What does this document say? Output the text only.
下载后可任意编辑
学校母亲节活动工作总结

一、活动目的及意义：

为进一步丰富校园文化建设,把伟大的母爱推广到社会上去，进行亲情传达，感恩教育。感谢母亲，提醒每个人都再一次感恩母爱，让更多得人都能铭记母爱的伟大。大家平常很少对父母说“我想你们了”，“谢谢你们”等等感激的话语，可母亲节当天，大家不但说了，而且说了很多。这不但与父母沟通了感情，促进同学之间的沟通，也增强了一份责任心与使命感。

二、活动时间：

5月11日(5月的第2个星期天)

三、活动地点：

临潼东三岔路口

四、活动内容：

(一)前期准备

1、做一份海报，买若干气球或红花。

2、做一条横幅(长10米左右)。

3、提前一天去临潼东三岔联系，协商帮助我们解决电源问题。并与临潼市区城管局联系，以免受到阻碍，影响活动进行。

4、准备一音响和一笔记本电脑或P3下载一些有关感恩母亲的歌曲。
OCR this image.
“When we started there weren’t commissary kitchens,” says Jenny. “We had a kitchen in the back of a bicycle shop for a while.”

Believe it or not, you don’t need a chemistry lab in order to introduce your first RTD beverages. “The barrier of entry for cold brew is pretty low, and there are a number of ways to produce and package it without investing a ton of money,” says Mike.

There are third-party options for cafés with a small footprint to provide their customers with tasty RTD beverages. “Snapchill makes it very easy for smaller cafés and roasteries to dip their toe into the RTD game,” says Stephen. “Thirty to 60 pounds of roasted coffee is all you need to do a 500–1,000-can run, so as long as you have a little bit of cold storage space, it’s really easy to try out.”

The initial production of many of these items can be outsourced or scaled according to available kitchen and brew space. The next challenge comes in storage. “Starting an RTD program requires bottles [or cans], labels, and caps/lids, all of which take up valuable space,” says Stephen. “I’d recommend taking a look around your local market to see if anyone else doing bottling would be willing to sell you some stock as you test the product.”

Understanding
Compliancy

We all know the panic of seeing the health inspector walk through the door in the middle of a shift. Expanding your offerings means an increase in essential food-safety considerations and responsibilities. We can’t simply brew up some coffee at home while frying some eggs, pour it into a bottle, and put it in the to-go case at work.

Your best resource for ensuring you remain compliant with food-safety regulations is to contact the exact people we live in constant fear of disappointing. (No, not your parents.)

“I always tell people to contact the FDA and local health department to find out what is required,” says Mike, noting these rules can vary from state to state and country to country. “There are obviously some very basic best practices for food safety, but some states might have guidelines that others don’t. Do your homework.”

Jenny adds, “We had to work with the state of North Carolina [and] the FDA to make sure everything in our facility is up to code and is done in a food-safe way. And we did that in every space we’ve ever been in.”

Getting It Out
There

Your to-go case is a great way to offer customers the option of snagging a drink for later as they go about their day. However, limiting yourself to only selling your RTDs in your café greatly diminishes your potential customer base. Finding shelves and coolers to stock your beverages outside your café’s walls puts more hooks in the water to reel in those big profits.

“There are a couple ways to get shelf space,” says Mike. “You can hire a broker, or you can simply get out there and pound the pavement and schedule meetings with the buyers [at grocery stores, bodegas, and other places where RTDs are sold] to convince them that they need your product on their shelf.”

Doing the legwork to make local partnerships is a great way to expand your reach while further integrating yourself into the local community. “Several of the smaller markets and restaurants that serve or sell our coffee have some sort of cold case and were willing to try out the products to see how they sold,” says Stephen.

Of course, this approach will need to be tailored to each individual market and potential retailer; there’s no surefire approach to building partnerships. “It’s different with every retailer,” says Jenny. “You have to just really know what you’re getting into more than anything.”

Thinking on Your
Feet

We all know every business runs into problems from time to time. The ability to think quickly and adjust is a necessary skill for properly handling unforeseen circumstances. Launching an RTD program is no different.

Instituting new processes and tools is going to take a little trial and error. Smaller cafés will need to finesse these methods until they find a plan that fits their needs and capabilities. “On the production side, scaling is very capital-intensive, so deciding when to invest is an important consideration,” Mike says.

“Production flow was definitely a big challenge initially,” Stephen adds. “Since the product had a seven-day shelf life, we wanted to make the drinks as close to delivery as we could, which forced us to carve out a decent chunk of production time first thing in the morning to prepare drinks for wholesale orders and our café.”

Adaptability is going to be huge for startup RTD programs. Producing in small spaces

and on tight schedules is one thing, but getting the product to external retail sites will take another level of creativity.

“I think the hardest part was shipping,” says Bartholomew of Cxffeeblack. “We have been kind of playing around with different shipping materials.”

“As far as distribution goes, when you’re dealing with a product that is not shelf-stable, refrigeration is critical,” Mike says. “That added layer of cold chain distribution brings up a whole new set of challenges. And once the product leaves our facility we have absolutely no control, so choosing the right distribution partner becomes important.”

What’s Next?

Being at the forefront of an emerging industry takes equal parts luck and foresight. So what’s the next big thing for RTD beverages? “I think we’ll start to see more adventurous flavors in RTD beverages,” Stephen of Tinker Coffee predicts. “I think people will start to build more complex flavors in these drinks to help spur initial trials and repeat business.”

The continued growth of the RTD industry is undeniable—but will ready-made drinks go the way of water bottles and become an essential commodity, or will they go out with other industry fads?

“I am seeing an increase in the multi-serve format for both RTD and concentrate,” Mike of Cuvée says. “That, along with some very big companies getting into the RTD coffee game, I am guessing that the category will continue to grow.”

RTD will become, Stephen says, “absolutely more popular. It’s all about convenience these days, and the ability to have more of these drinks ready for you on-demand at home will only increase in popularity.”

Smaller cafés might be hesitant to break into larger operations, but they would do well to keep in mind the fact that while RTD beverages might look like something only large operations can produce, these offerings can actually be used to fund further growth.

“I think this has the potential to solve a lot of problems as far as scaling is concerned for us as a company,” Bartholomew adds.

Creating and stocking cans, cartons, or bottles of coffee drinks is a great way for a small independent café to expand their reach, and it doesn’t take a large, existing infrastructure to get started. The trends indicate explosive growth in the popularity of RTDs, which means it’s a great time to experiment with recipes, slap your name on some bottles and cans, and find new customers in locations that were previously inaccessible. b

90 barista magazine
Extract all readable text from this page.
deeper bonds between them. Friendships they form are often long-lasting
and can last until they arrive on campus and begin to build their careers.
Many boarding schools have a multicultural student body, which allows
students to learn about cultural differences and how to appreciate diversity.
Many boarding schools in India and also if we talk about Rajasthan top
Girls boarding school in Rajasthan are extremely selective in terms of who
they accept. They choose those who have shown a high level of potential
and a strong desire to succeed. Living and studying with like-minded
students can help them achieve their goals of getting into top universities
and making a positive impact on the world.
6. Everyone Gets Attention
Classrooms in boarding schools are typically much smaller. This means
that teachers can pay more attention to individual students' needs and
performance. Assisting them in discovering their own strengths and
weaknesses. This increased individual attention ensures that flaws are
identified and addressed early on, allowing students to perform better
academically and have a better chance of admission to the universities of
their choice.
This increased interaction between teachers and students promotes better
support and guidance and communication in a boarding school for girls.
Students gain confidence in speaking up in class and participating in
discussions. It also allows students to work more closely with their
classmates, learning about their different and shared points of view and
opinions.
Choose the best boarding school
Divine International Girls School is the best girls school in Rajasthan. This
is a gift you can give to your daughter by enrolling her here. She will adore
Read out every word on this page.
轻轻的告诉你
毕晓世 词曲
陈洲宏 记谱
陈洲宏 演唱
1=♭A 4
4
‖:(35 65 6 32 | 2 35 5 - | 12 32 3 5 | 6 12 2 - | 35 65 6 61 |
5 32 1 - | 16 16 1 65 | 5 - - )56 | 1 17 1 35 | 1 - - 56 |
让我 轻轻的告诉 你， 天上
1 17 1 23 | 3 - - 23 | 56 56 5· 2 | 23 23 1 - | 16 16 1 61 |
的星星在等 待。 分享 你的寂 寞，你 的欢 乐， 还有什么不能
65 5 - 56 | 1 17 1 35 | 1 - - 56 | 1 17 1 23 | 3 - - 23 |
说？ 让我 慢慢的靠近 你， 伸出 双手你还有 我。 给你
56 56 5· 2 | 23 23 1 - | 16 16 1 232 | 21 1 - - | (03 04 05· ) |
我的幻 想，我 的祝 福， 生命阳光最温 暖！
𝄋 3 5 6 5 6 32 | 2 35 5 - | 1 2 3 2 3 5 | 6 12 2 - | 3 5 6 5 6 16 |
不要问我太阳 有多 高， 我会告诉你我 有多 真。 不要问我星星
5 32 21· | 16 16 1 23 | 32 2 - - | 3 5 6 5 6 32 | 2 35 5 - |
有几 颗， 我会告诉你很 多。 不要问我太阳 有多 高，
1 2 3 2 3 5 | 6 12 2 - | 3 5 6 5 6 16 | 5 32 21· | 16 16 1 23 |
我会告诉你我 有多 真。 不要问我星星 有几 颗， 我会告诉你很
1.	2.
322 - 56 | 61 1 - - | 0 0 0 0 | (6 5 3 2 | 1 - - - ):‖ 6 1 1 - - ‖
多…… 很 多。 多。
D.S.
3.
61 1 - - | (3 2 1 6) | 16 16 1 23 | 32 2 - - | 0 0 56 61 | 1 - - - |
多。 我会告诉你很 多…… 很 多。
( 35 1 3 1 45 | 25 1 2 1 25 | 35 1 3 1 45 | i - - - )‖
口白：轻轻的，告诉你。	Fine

▸ **Prompt**: Pull every line containing "teachers" out of the records.

▸ **Solution to the exercise**:
that teachers can pay more attention to individual students' needs and
This increased interaction between teachers and students promotes better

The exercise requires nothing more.